— start of Information supplied —
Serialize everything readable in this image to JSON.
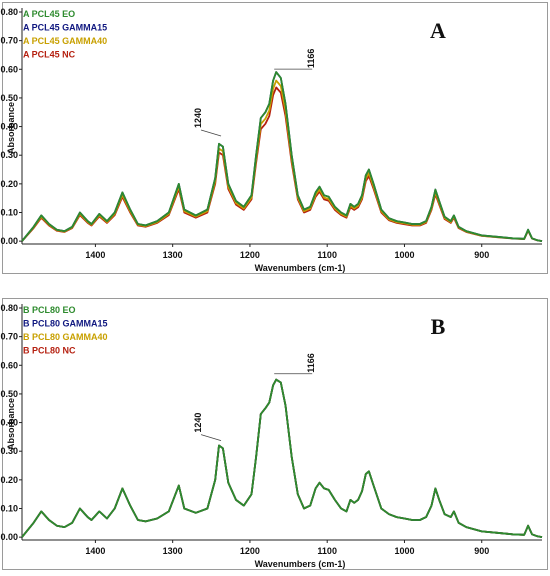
{
  "chart_data": [
    {
      "type": "line",
      "panel_label": "A",
      "xlabel": "Wavenumbers (cm‑1)",
      "ylabel": "Absorbance",
      "xlim": [
        1495,
        822
      ],
      "ylim": [
        -0.01,
        0.8
      ],
      "x_ticks": [
        1400,
        1300,
        1200,
        1100,
        1000,
        900
      ],
      "y_ticks": [
        "0.00",
        "0.10",
        "0.20",
        "0.30",
        "0.40",
        "0.50",
        "0.60",
        "0.70",
        "0.80"
      ],
      "grid": false,
      "legend_position": "top-left",
      "annotations": [
        {
          "text": "1240",
          "x": 1240,
          "y": 0.36
        },
        {
          "text": "1166",
          "x": 1166,
          "y": 0.59
        }
      ],
      "series": [
        {
          "name": "A PCL45 EO",
          "color": "#2e8b2e",
          "scale": 1.0,
          "x": [
            1495,
            1480,
            1470,
            1460,
            1450,
            1440,
            1430,
            1420,
            1410,
            1405,
            1395,
            1385,
            1375,
            1365,
            1355,
            1345,
            1335,
            1320,
            1305,
            1292,
            1285,
            1270,
            1255,
            1245,
            1240,
            1235,
            1228,
            1218,
            1208,
            1198,
            1192,
            1186,
            1180,
            1175,
            1170,
            1166,
            1160,
            1154,
            1146,
            1138,
            1130,
            1122,
            1115,
            1110,
            1104,
            1098,
            1090,
            1082,
            1075,
            1070,
            1065,
            1060,
            1055,
            1050,
            1046,
            1040,
            1030,
            1020,
            1010,
            1000,
            990,
            980,
            972,
            965,
            960,
            955,
            948,
            940,
            936,
            930,
            920,
            900,
            880,
            860,
            845,
            840,
            835,
            828,
            822
          ],
          "y": [
            0.0,
            0.05,
            0.09,
            0.06,
            0.04,
            0.035,
            0.05,
            0.1,
            0.07,
            0.06,
            0.095,
            0.07,
            0.1,
            0.17,
            0.11,
            0.06,
            0.055,
            0.07,
            0.1,
            0.2,
            0.11,
            0.09,
            0.11,
            0.22,
            0.34,
            0.33,
            0.2,
            0.14,
            0.12,
            0.16,
            0.3,
            0.43,
            0.45,
            0.48,
            0.56,
            0.59,
            0.57,
            0.48,
            0.3,
            0.16,
            0.11,
            0.12,
            0.17,
            0.19,
            0.16,
            0.155,
            0.12,
            0.1,
            0.09,
            0.13,
            0.12,
            0.13,
            0.16,
            0.23,
            0.25,
            0.2,
            0.11,
            0.08,
            0.07,
            0.065,
            0.06,
            0.06,
            0.07,
            0.12,
            0.18,
            0.14,
            0.085,
            0.07,
            0.09,
            0.05,
            0.035,
            0.02,
            0.015,
            0.01,
            0.008,
            0.04,
            0.01,
            0.003,
            0.0
          ]
        },
        {
          "name": "A PCL45 GAMMA15",
          "color": "#101880",
          "scale": 1.0
        },
        {
          "name": "A PCL45 GAMMA40",
          "color": "#c8a000",
          "scale": 0.95
        },
        {
          "name": "A PCL45 NC",
          "color": "#b52010",
          "scale": 0.91
        }
      ]
    },
    {
      "type": "line",
      "panel_label": "B",
      "xlabel": "Wavenumbers (cm‑1)",
      "ylabel": "Absorbance",
      "xlim": [
        1495,
        822
      ],
      "ylim": [
        -0.01,
        0.8
      ],
      "x_ticks": [
        1400,
        1300,
        1200,
        1100,
        1000,
        900
      ],
      "y_ticks": [
        "0.00",
        "0.10",
        "0.20",
        "0.30",
        "0.40",
        "0.50",
        "0.60",
        "0.70",
        "0.80"
      ],
      "grid": false,
      "legend_position": "top-left",
      "annotations": [
        {
          "text": "1240",
          "x": 1240,
          "y": 0.33
        },
        {
          "text": "1166",
          "x": 1166,
          "y": 0.56
        }
      ],
      "series": [
        {
          "name": "B PCL80 EO",
          "color": "#2e8b2e",
          "scale": 1.0,
          "x": [
            1495,
            1480,
            1470,
            1460,
            1450,
            1440,
            1430,
            1420,
            1410,
            1405,
            1395,
            1385,
            1375,
            1365,
            1355,
            1345,
            1335,
            1320,
            1305,
            1292,
            1285,
            1270,
            1255,
            1245,
            1240,
            1235,
            1228,
            1218,
            1208,
            1198,
            1192,
            1186,
            1180,
            1175,
            1170,
            1166,
            1160,
            1154,
            1146,
            1138,
            1130,
            1122,
            1115,
            1110,
            1104,
            1098,
            1090,
            1082,
            1075,
            1070,
            1065,
            1060,
            1055,
            1050,
            1046,
            1040,
            1030,
            1020,
            1010,
            1000,
            990,
            980,
            972,
            965,
            960,
            955,
            948,
            940,
            936,
            930,
            920,
            900,
            880,
            860,
            845,
            840,
            835,
            828,
            822
          ],
          "y": [
            0.0,
            0.05,
            0.09,
            0.06,
            0.04,
            0.035,
            0.05,
            0.1,
            0.07,
            0.06,
            0.09,
            0.065,
            0.1,
            0.17,
            0.11,
            0.06,
            0.055,
            0.065,
            0.09,
            0.18,
            0.1,
            0.085,
            0.1,
            0.2,
            0.32,
            0.31,
            0.19,
            0.13,
            0.11,
            0.15,
            0.28,
            0.43,
            0.45,
            0.47,
            0.53,
            0.55,
            0.54,
            0.46,
            0.28,
            0.15,
            0.1,
            0.11,
            0.17,
            0.19,
            0.17,
            0.165,
            0.13,
            0.1,
            0.09,
            0.13,
            0.12,
            0.13,
            0.16,
            0.22,
            0.23,
            0.18,
            0.1,
            0.08,
            0.07,
            0.065,
            0.06,
            0.06,
            0.07,
            0.11,
            0.17,
            0.13,
            0.08,
            0.07,
            0.09,
            0.05,
            0.035,
            0.02,
            0.015,
            0.01,
            0.008,
            0.04,
            0.01,
            0.003,
            0.0
          ]
        },
        {
          "name": "B PCL80 GAMMA15",
          "color": "#101880",
          "scale": 1.0
        },
        {
          "name": "B PCL80 GAMMA40",
          "color": "#c8a000",
          "scale": 1.0
        },
        {
          "name": "B PCL80 NC",
          "color": "#b52010",
          "scale": 1.0
        }
      ]
    }
  ]
}
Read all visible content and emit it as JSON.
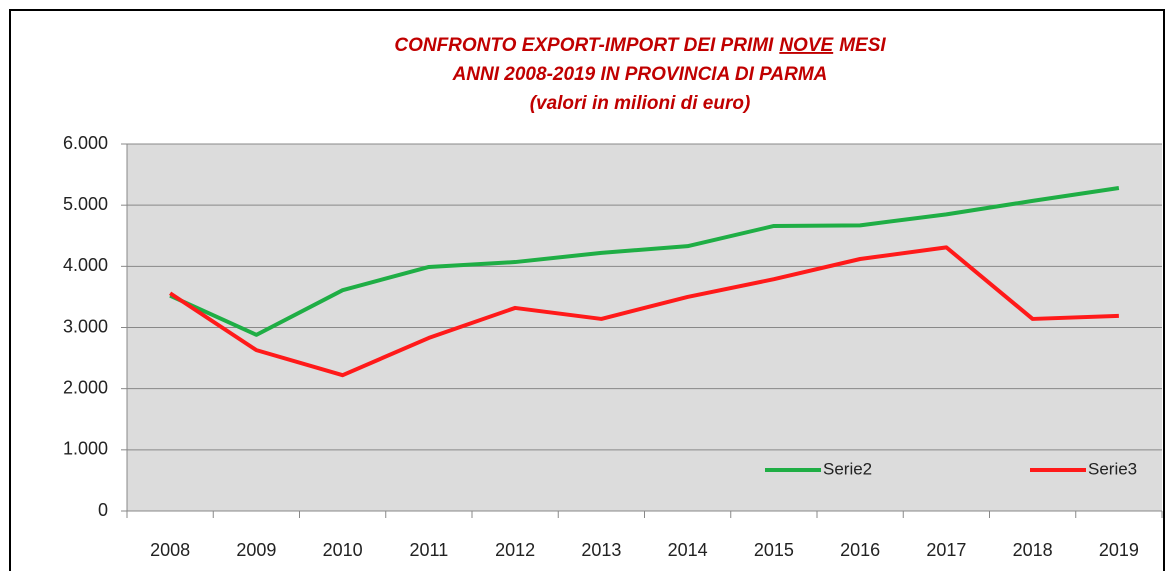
{
  "chart_data": {
    "type": "line",
    "title": [
      [
        "CONFRONTO EXPORT-IMPORT DEI PRIMI",
        "NOVE",
        "MESI"
      ],
      "ANNI 2008-2019 IN PROVINCIA DI PARMA",
      "(valori in milioni di euro)"
    ],
    "categories": [
      "2008",
      "2009",
      "2010",
      "2011",
      "2012",
      "2013",
      "2014",
      "2015",
      "2016",
      "2017",
      "2018",
      "2019"
    ],
    "series": [
      {
        "name": "Serie2",
        "color": "#1fae45",
        "values": [
          3520,
          2880,
          3610,
          3990,
          4070,
          4220,
          4330,
          4660,
          4670,
          4850,
          5070,
          5280
        ]
      },
      {
        "name": "Serie3",
        "color": "#ff1a1a",
        "values": [
          3560,
          2630,
          2220,
          2830,
          3320,
          3140,
          3500,
          3790,
          4120,
          4310,
          3140,
          3190
        ]
      }
    ],
    "ylim": [
      0,
      6000
    ],
    "yticks": [
      0,
      {
        "value": 1000,
        "label": "1.000"
      },
      {
        "value": 2000,
        "label": "2.000"
      },
      {
        "value": 3000,
        "label": "3.000"
      },
      {
        "value": 4000,
        "label": "4.000"
      },
      {
        "value": 5000,
        "label": "5.000"
      },
      {
        "value": 6000,
        "label": "6.000"
      }
    ],
    "grid": true,
    "legend": "bottom-right"
  }
}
— end of Information supplied —
### Written request
Lines of the material that contain the word "JSON" are to be gathered.

### Completed task
Serialize everything readable in this image to JSON.
Read all visible content and emit it as JSON.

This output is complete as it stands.